• The problem: Could you transcribe the material below exactly, without leaving out a single line?
** Begin Dataset excerpts **
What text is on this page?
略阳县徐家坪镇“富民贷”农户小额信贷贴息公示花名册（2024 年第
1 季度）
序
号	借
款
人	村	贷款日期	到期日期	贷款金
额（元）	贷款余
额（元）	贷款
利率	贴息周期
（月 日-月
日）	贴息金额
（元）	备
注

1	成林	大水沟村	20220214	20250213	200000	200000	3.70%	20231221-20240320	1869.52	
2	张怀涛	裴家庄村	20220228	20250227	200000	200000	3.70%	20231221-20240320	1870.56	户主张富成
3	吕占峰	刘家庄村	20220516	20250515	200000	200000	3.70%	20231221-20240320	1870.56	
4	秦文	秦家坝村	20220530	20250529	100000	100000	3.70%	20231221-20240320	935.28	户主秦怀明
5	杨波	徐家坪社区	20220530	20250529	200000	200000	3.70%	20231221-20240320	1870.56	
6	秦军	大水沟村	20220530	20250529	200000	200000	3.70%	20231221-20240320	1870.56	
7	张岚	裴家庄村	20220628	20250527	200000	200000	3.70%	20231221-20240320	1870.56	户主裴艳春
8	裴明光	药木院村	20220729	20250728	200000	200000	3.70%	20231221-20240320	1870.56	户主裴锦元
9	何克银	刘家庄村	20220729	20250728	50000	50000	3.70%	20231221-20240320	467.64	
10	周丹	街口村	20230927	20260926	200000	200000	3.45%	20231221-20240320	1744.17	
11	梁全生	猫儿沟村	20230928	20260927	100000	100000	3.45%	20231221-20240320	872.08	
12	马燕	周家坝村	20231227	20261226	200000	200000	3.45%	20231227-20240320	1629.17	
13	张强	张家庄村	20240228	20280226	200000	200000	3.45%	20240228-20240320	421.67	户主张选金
** End Dataset excerpts **
• Exercise response:
What text is on this page?
略阳县徐家坪镇“富民贷”农户小额信贷贴息公示花名册（2024 年第
1 季度）
序
号	借
款
人	村	贷款日期	到期日期	贷款金
额（元）	贷款余
额（元）	贷款
利率	贴息周期
（月 日-月
日）	贴息金额
（元）	备
注

1	成林	大水沟村	20220214	20250213	200000	200000	3.70%	20231221-20240320	1869.52	
2	张怀涛	裴家庄村	20220228	20250227	200000	200000	3.70%	20231221-20240320	1870.56	户主张富成
3	吕占峰	刘家庄村	20220516	20250515	200000	200000	3.70%	20231221-20240320	1870.56	
4	秦文	秦家坝村	20220530	20250529	100000	100000	3.70%	20231221-20240320	935.28	户主秦怀明
5	杨波	徐家坪社区	20220530	20250529	200000	200000	3.70%	20231221-20240320	1870.56	
6	秦军	大水沟村	20220530	20250529	200000	200000	3.70%	20231221-20240320	1870.56	
7	张岚	裴家庄村	20220628	20250527	200000	200000	3.70%	20231221-20240320	1870.56	户主裴艳春
8	裴明光	药木院村	20220729	20250728	200000	200000	3.70%	20231221-20240320	1870.56	户主裴锦元
9	何克银	刘家庄村	20220729	20250728	50000	50000	3.70%	20231221-20240320	467.64	
10	周丹	街口村	20230927	20260926	200000	200000	3.45%	20231221-20240320	1744.17	
11	梁全生	猫儿沟村	20230928	20260927	100000	100000	3.45%	20231221-20240320	872.08	
12	马燕	周家坝村	20231227	20261226	200000	200000	3.45%	20231227-20240320	1629.17	
13	张强	张家庄村	20240228	20280226	200000	200000	3.45%	20240228-20240320	421.67	户主张选金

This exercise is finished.